PROBLEM:
Print out every record exactly as it appears.
○ ○ ○ ○ ○ ○ ○
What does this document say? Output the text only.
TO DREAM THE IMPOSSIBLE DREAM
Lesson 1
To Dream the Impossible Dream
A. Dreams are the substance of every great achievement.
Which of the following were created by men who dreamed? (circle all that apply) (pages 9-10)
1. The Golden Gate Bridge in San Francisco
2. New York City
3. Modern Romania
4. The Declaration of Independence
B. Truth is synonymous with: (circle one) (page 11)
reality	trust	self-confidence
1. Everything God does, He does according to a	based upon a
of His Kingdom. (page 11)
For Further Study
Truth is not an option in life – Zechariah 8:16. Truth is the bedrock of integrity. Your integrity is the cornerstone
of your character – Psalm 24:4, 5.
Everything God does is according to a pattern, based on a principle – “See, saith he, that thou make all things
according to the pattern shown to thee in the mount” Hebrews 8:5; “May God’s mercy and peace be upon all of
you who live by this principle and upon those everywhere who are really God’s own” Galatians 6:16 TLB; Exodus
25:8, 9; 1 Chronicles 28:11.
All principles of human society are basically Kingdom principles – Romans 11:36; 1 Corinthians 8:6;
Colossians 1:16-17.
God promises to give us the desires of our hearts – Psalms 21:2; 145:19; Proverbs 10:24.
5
○ ○ ○ ○ ○ ○ ○
WRITTEN ANSWER:
What does this document say? Output the text only.
TO DREAM THE IMPOSSIBLE DREAM
Lesson 1
To Dream the Impossible Dream
A. Dreams are the substance of every great achievement.
Which of the following were created by men who dreamed? (circle all that apply) (pages 9-10)
1. The Golden Gate Bridge in San Francisco
2. New York City
3. Modern Romania
4. The Declaration of Independence
B. Truth is synonymous with: (circle one) (page 11)
reality	trust	self-confidence
1. Everything God does, He does according to a	based upon a
of His Kingdom. (page 11)
For Further Study
Truth is not an option in life – Zechariah 8:16. Truth is the bedrock of integrity. Your integrity is the cornerstone
of your character – Psalm 24:4, 5.
Everything God does is according to a pattern, based on a principle – “See, saith he, that thou make all things
according to the pattern shown to thee in the mount” Hebrews 8:5; “May God’s mercy and peace be upon all of
you who live by this principle and upon those everywhere who are really God’s own” Galatians 6:16 TLB; Exodus
25:8, 9; 1 Chronicles 28:11.
All principles of human society are basically Kingdom principles – Romans 11:36; 1 Corinthians 8:6;
Colossians 1:16-17.
God promises to give us the desires of our hearts – Psalms 21:2; 145:19; Proverbs 10:24.
5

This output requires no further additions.